[Dataset records]
BEGIN

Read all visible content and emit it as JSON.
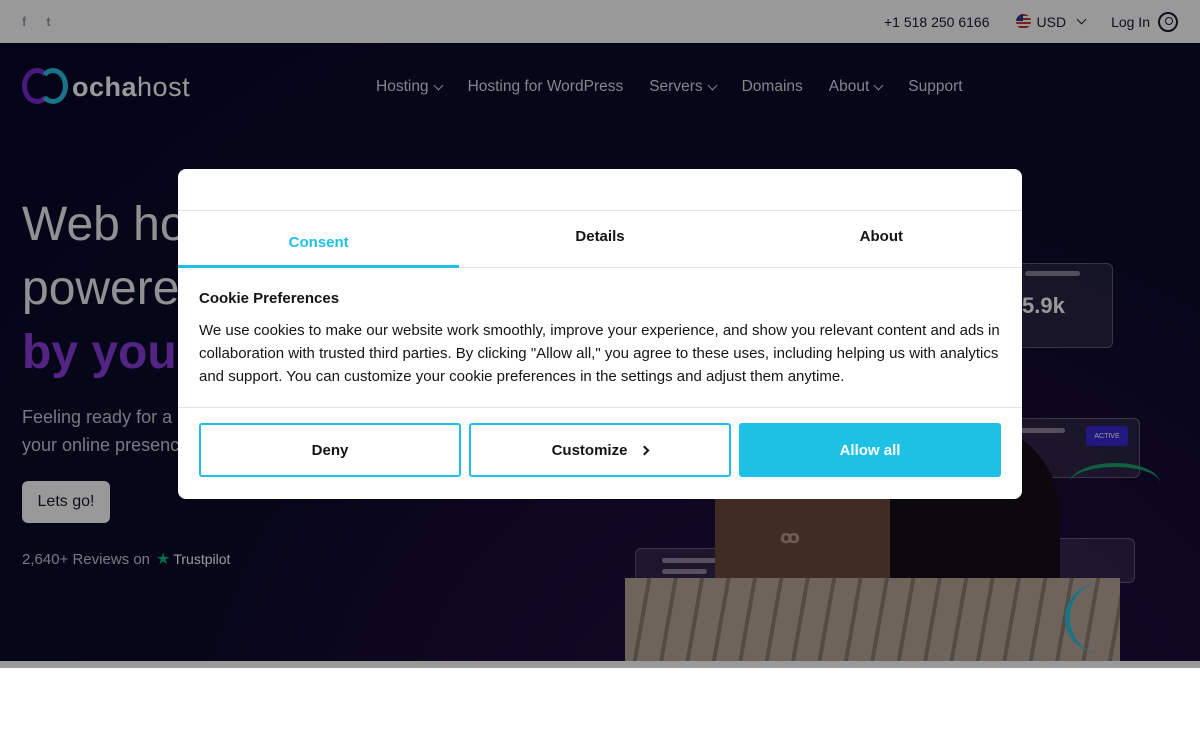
{
  "topbar": {
    "social": [
      {
        "icon": "facebook-icon",
        "glyph": "f"
      },
      {
        "icon": "twitter-icon",
        "glyph": "t"
      }
    ],
    "phone": "+1 518 250 6166",
    "currency": "USD",
    "login": "Log In"
  },
  "nav": {
    "logo_bold": "ocha",
    "logo_light": "host",
    "items": [
      {
        "label": "Hosting",
        "dropdown": true
      },
      {
        "label": "Hosting for WordPress",
        "dropdown": false
      },
      {
        "label": "Servers",
        "dropdown": true
      },
      {
        "label": "Domains",
        "dropdown": false
      },
      {
        "label": "About",
        "dropdown": true
      },
      {
        "label": "Support",
        "dropdown": false
      }
    ]
  },
  "hero": {
    "title_line1": "Web ho",
    "title_line2": "powere",
    "title_line3": "by you.",
    "subtitle_line1": "Feeling ready for a",
    "subtitle_line2": "your online presenc",
    "cta": "Lets go!",
    "reviews": "2,640+ Reviews on",
    "reviews_brand": "Trustpilot",
    "stat": "5.9k",
    "badge": "ACTIVE"
  },
  "cookie": {
    "tabs": [
      "Consent",
      "Details",
      "About"
    ],
    "active_tab": "Consent",
    "title": "Cookie Preferences",
    "text": "We use cookies to make our website work smoothly, improve your experience, and show you relevant content and ads in collaboration with trusted third parties. By clicking \"Allow all,\" you agree to these uses, including helping us with analytics and support. You can customize your cookie preferences in the settings and adjust them anytime.",
    "deny": "Deny",
    "customize": "Customize",
    "allow_all": "Allow all"
  },
  "colors": {
    "accent": "#1ec1e4",
    "brand_purple": "#8b3ddb",
    "hero_bg": "#0d0b2b",
    "trustpilot_green": "#00b67a"
  }
}
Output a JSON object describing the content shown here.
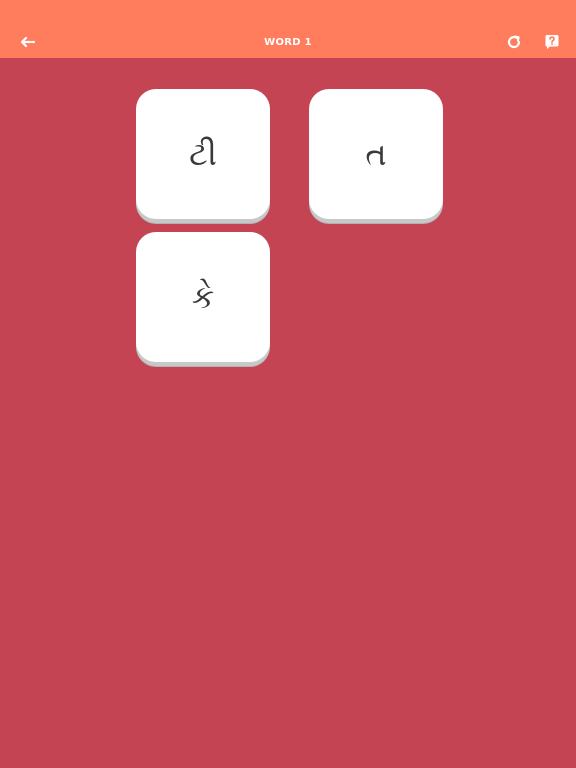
{
  "header": {
    "title": "WORD 1",
    "back_icon": "back-arrow-icon",
    "refresh_icon": "refresh-icon",
    "hint_icon": "hint-question-icon"
  },
  "tiles": [
    {
      "letter": "ટી"
    },
    {
      "letter": "ત"
    },
    {
      "letter": "કે"
    }
  ],
  "colors": {
    "header_bg": "#ff7c5c",
    "background": "#c44454",
    "tile": "#ffffff"
  }
}
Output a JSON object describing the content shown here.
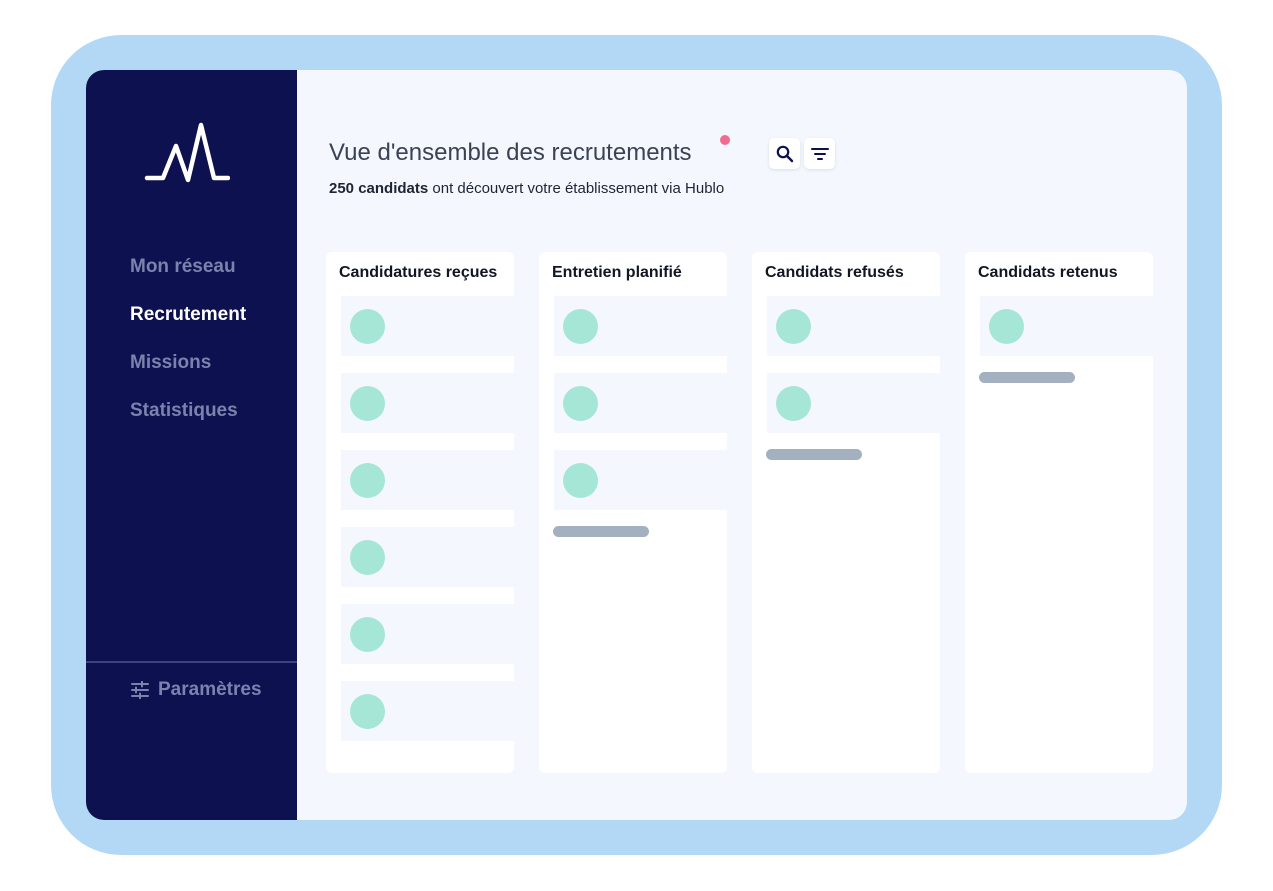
{
  "sidebar": {
    "logo_icon": "hublo-logo-icon",
    "nav_items": [
      {
        "label": "Mon réseau",
        "active": false
      },
      {
        "label": "Recrutement",
        "active": true
      },
      {
        "label": "Missions",
        "active": false
      },
      {
        "label": "Statistiques",
        "active": false
      }
    ],
    "settings_label": "Paramètres",
    "settings_icon": "sliders-icon"
  },
  "main": {
    "title": "Vue d'ensemble des recrutements",
    "subtitle_bold": "250 candidats",
    "subtitle_rest": " ont découvert votre établissement via Hublo",
    "search_icon": "search-icon",
    "filter_icon": "filter-icon"
  },
  "columns": [
    {
      "title": "Candidatures reçues",
      "cards": 6
    },
    {
      "title": "Entretien planifié",
      "cards": 3
    },
    {
      "title": "Candidats refusés",
      "cards": 2
    },
    {
      "title": "Candidats retenus",
      "cards": 1
    }
  ],
  "colors": {
    "frame": "#b2d8f5",
    "sidebar": "#0d1150",
    "avatar": "#a6e6d6",
    "notification": "#f36a8f"
  }
}
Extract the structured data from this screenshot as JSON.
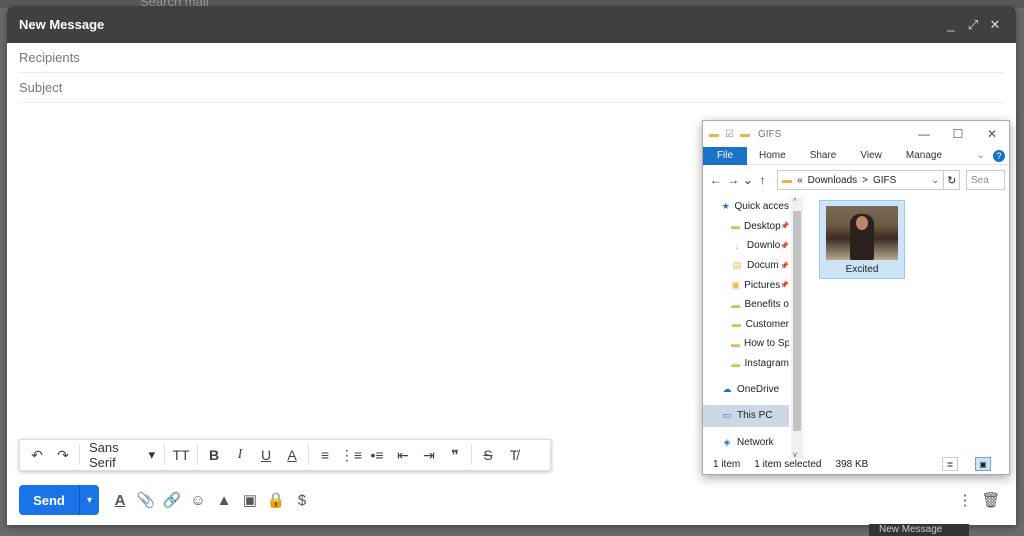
{
  "background": {
    "search_placeholder": "Search mail"
  },
  "compose": {
    "title": "New Message",
    "controls": {
      "minimize": "_",
      "fullscreen": "⤢",
      "close": "✕"
    },
    "recipients_placeholder": "Recipients",
    "subject_placeholder": "Subject",
    "send_label": "Send",
    "send_options": "▾",
    "formatting": {
      "font": "Sans Serif",
      "undo": "↶",
      "redo": "↷",
      "size": "TT",
      "bold": "B",
      "italic": "I",
      "underline": "U",
      "text_color": "A",
      "align": "≡",
      "numbered": "⋮≡",
      "bulleted": "•≡",
      "indent_less": "⇤",
      "indent_more": "⇥",
      "quote": "❞",
      "strikethrough": "S",
      "remove_format": "T̸"
    },
    "bottom_icons": {
      "format": "A",
      "attach": "📎",
      "link": "🔗",
      "emoji": "☺",
      "drive": "▲",
      "photo": "▣",
      "confidential": "🔒",
      "signature": "$",
      "more": "⋮",
      "discard": "🗑"
    }
  },
  "explorer": {
    "title": "GIFS",
    "window_controls": {
      "minimize": "—",
      "maximize": "☐",
      "close": "✕"
    },
    "ribbon": {
      "file": "File",
      "tabs": [
        "Home",
        "Share",
        "View",
        "Manage"
      ],
      "help": "?"
    },
    "nav": {
      "back": "←",
      "forward": "→",
      "recent": "⌄",
      "up": "↑"
    },
    "address": {
      "prefix": "«",
      "path": [
        "Downloads",
        "GIFS"
      ],
      "separator": ">",
      "refresh": "↻"
    },
    "search_placeholder": "Sea",
    "sidebar": [
      {
        "label": "Quick acces",
        "icon": "★",
        "pinned": false,
        "indent": 0
      },
      {
        "label": "Desktop",
        "icon": "▬",
        "pinned": true,
        "indent": 1
      },
      {
        "label": "Downlo",
        "icon": "↓",
        "pinned": true,
        "indent": 1
      },
      {
        "label": "Docum",
        "icon": "▤",
        "pinned": true,
        "indent": 1
      },
      {
        "label": "Pictures",
        "icon": "▣",
        "pinned": true,
        "indent": 1
      },
      {
        "label": "Benefits o",
        "icon": "▬",
        "pinned": false,
        "indent": 1
      },
      {
        "label": "Customer",
        "icon": "▬",
        "pinned": false,
        "indent": 1
      },
      {
        "label": "How to Sp",
        "icon": "▬",
        "pinned": false,
        "indent": 1
      },
      {
        "label": "Instagram",
        "icon": "▬",
        "pinned": false,
        "indent": 1
      },
      {
        "label": "",
        "icon": "",
        "pinned": false,
        "indent": 0
      },
      {
        "label": "OneDrive",
        "icon": "☁",
        "pinned": false,
        "indent": 0
      },
      {
        "label": "",
        "icon": "",
        "pinned": false,
        "indent": 0
      },
      {
        "label": "This PC",
        "icon": "▭",
        "pinned": false,
        "indent": 0
      },
      {
        "label": "",
        "icon": "",
        "pinned": false,
        "indent": 0
      },
      {
        "label": "Network",
        "icon": "◈",
        "pinned": false,
        "indent": 0
      }
    ],
    "selected_sidebar": "This PC",
    "file": {
      "name": "Excited"
    },
    "status": {
      "count": "1 item",
      "selected": "1 item selected",
      "size": "398 KB"
    }
  },
  "taskbar_tooltip": "New Message",
  "colors": {
    "accent": "#1a73e8",
    "header": "#404040",
    "explorer_accent": "#1a73c8"
  }
}
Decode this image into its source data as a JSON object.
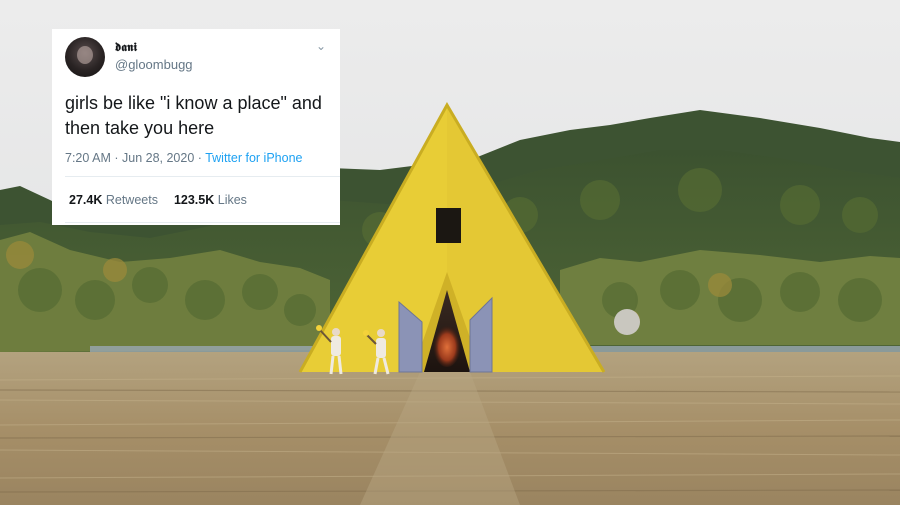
{
  "tweet": {
    "display_name": "𝖉𝖆𝖓𝖎",
    "handle": "@gloombugg",
    "text": "girls be like \"i know a place\" and then take you here",
    "time": "7:20 AM",
    "date": "Jun 28, 2020",
    "source": "Twitter for iPhone",
    "retweets_count": "27.4K",
    "retweets_label": "Retweets",
    "likes_count": "123.5K",
    "likes_label": "Likes"
  },
  "icons": {
    "menu": "chevron-down-icon"
  },
  "colors": {
    "tweet_bg": "#ffffff",
    "link_blue": "#1da1f2",
    "muted": "#657786",
    "sky": "#e9e9ea",
    "pyramid_yellow": "#e9cf38",
    "field": "#a8926d"
  }
}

END

■ **Direction**:
Transcribe the complete set of entries verbatim. No pictures belong in the copy.

■ **Exercise output**:
Read all visible content and emit it as JSON.
{
  "topbar": {
    "social": [
      {
        "icon": "facebook-icon",
        "glyph": "f"
      },
      {
        "icon": "twitter-icon",
        "glyph": "t"
      }
    ],
    "phone": "+1 518 250 6166",
    "currency": "USD",
    "login": "Log In"
  },
  "nav": {
    "logo_bold": "ocha",
    "logo_light": "host",
    "items": [
      {
        "label": "Hosting",
        "dropdown": true
      },
      {
        "label": "Hosting for WordPress",
        "dropdown": false
      },
      {
        "label": "Servers",
        "dropdown": true
      },
      {
        "label": "Domains",
        "dropdown": false
      },
      {
        "label": "About",
        "dropdown": true
      },
      {
        "label": "Support",
        "dropdown": false
      }
    ]
  },
  "hero": {
    "title_line1": "Web ho",
    "title_line2": "powere",
    "title_line3": "by you.",
    "subtitle_line1": "Feeling ready for a",
    "subtitle_line2": "your online presenc",
    "cta": "Lets go!",
    "reviews": "2,640+ Reviews on",
    "reviews_brand": "Trustpilot",
    "stat": "5.9k",
    "badge": "ACTIVE"
  },
  "cookie": {
    "tabs": [
      "Consent",
      "Details",
      "About"
    ],
    "active_tab": "Consent",
    "title": "Cookie Preferences",
    "text": "We use cookies to make our website work smoothly, improve your experience, and show you relevant content and ads in collaboration with trusted third parties. By clicking \"Allow all,\" you agree to these uses, including helping us with analytics and support. You can customize your cookie preferences in the settings and adjust them anytime.",
    "deny": "Deny",
    "customize": "Customize",
    "allow_all": "Allow all"
  },
  "colors": {
    "accent": "#1ec1e4",
    "brand_purple": "#8b3ddb",
    "hero_bg": "#0d0b2b",
    "trustpilot_green": "#00b67a"
  }
}
Output a JSON object describing the content shown here.
{
  "header": {
    "title": "WORD 1",
    "back_icon": "back-arrow-icon",
    "refresh_icon": "refresh-icon",
    "hint_icon": "hint-question-icon"
  },
  "tiles": [
    {
      "letter": "ટી"
    },
    {
      "letter": "ત"
    },
    {
      "letter": "કે"
    }
  ],
  "colors": {
    "header_bg": "#ff7c5c",
    "background": "#c44454",
    "tile": "#ffffff"
  }
}
Output a JSON object describing the content shown here.
{
  "sidebar": {
    "logo_icon": "hublo-logo-icon",
    "nav_items": [
      {
        "label": "Mon réseau",
        "active": false
      },
      {
        "label": "Recrutement",
        "active": true
      },
      {
        "label": "Missions",
        "active": false
      },
      {
        "label": "Statistiques",
        "active": false
      }
    ],
    "settings_label": "Paramètres",
    "settings_icon": "sliders-icon"
  },
  "main": {
    "title": "Vue d'ensemble des recrutements",
    "subtitle_bold": "250 candidats",
    "subtitle_rest": " ont découvert votre établissement via Hublo",
    "search_icon": "search-icon",
    "filter_icon": "filter-icon"
  },
  "columns": [
    {
      "title": "Candidatures reçues",
      "cards": 6
    },
    {
      "title": "Entretien planifié",
      "cards": 3
    },
    {
      "title": "Candidats refusés",
      "cards": 2
    },
    {
      "title": "Candidats retenus",
      "cards": 1
    }
  ],
  "colors": {
    "frame": "#b2d8f5",
    "sidebar": "#0d1150",
    "avatar": "#a6e6d6",
    "notification": "#f36a8f"
  }
}
Extract the structured data from this screenshot as JSON.
{
  "background": {
    "search_placeholder": "Search mail"
  },
  "compose": {
    "title": "New Message",
    "controls": {
      "minimize": "_",
      "fullscreen": "⤢",
      "close": "✕"
    },
    "recipients_placeholder": "Recipients",
    "subject_placeholder": "Subject",
    "send_label": "Send",
    "send_options": "▾",
    "formatting": {
      "font": "Sans Serif",
      "undo": "↶",
      "redo": "↷",
      "size": "TT",
      "bold": "B",
      "italic": "I",
      "underline": "U",
      "text_color": "A",
      "align": "≡",
      "numbered": "⋮≡",
      "bulleted": "•≡",
      "indent_less": "⇤",
      "indent_more": "⇥",
      "quote": "❞",
      "strikethrough": "S",
      "remove_format": "T̸"
    },
    "bottom_icons": {
      "format": "A",
      "attach": "📎",
      "link": "🔗",
      "emoji": "☺",
      "drive": "▲",
      "photo": "▣",
      "confidential": "🔒",
      "signature": "$",
      "more": "⋮",
      "discard": "🗑"
    }
  },
  "explorer": {
    "title": "GIFS",
    "window_controls": {
      "minimize": "—",
      "maximize": "☐",
      "close": "✕"
    },
    "ribbon": {
      "file": "File",
      "tabs": [
        "Home",
        "Share",
        "View",
        "Manage"
      ],
      "help": "?"
    },
    "nav": {
      "back": "←",
      "forward": "→",
      "recent": "⌄",
      "up": "↑"
    },
    "address": {
      "prefix": "«",
      "path": [
        "Downloads",
        "GIFS"
      ],
      "separator": ">",
      "refresh": "↻"
    },
    "search_placeholder": "Sea",
    "sidebar": [
      {
        "label": "Quick acces",
        "icon": "★",
        "pinned": false,
        "indent": 0
      },
      {
        "label": "Desktop",
        "icon": "▬",
        "pinned": true,
        "indent": 1
      },
      {
        "label": "Downlo",
        "icon": "↓",
        "pinned": true,
        "indent": 1
      },
      {
        "label": "Docum",
        "icon": "▤",
        "pinned": true,
        "indent": 1
      },
      {
        "label": "Pictures",
        "icon": "▣",
        "pinned": true,
        "indent": 1
      },
      {
        "label": "Benefits o",
        "icon": "▬",
        "pinned": false,
        "indent": 1
      },
      {
        "label": "Customer",
        "icon": "▬",
        "pinned": false,
        "indent": 1
      },
      {
        "label": "How to Sp",
        "icon": "▬",
        "pinned": false,
        "indent": 1
      },
      {
        "label": "Instagram",
        "icon": "▬",
        "pinned": false,
        "indent": 1
      },
      {
        "label": "",
        "icon": "",
        "pinned": false,
        "indent": 0
      },
      {
        "label": "OneDrive",
        "icon": "☁",
        "pinned": false,
        "indent": 0
      },
      {
        "label": "",
        "icon": "",
        "pinned": false,
        "indent": 0
      },
      {
        "label": "This PC",
        "icon": "▭",
        "pinned": false,
        "indent": 0
      },
      {
        "label": "",
        "icon": "",
        "pinned": false,
        "indent": 0
      },
      {
        "label": "Network",
        "icon": "◈",
        "pinned": false,
        "indent": 0
      }
    ],
    "selected_sidebar": "This PC",
    "file": {
      "name": "Excited"
    },
    "status": {
      "count": "1 item",
      "selected": "1 item selected",
      "size": "398 KB"
    }
  },
  "taskbar_tooltip": "New Message",
  "colors": {
    "accent": "#1a73e8",
    "header": "#404040",
    "explorer_accent": "#1a73c8"
  }
}
Decode this image into its source data as a JSON object.
{
  "tweet": {
    "display_name": "𝖉𝖆𝖓𝖎",
    "handle": "@gloombugg",
    "text": "girls be like \"i know a place\" and then take you here",
    "time": "7:20 AM",
    "date": "Jun 28, 2020",
    "source": "Twitter for iPhone",
    "retweets_count": "27.4K",
    "retweets_label": "Retweets",
    "likes_count": "123.5K",
    "likes_label": "Likes"
  },
  "icons": {
    "menu": "chevron-down-icon"
  },
  "colors": {
    "tweet_bg": "#ffffff",
    "link_blue": "#1da1f2",
    "muted": "#657786",
    "sky": "#e9e9ea",
    "pyramid_yellow": "#e9cf38",
    "field": "#a8926d"
  }
}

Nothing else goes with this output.